### Stated exercise
Filter the records for lines holding the string "Insulation".

* Start Data records *

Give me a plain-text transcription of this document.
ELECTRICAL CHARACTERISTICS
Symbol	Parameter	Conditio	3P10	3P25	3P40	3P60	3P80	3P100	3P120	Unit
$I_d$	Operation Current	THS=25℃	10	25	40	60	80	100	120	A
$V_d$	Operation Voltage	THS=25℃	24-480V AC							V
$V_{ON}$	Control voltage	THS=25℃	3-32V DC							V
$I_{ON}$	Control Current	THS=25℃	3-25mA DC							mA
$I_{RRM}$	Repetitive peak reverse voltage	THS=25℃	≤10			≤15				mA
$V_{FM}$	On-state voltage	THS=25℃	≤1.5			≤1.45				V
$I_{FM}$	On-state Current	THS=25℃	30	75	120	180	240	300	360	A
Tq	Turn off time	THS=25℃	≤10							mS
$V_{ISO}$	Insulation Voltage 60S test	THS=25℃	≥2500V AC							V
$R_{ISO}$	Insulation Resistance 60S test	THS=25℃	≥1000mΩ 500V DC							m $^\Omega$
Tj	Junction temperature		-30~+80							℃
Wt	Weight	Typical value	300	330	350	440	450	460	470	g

* End Data records *

### Solution for this problem
$V_{ISO}$	Insulation Voltage 60S test	THS=25℃	≥2500V AC							V
$R_{ISO}$	Insulation Resistance 60S test	THS=25℃	≥1000mΩ 500V DC							m $^\Omega$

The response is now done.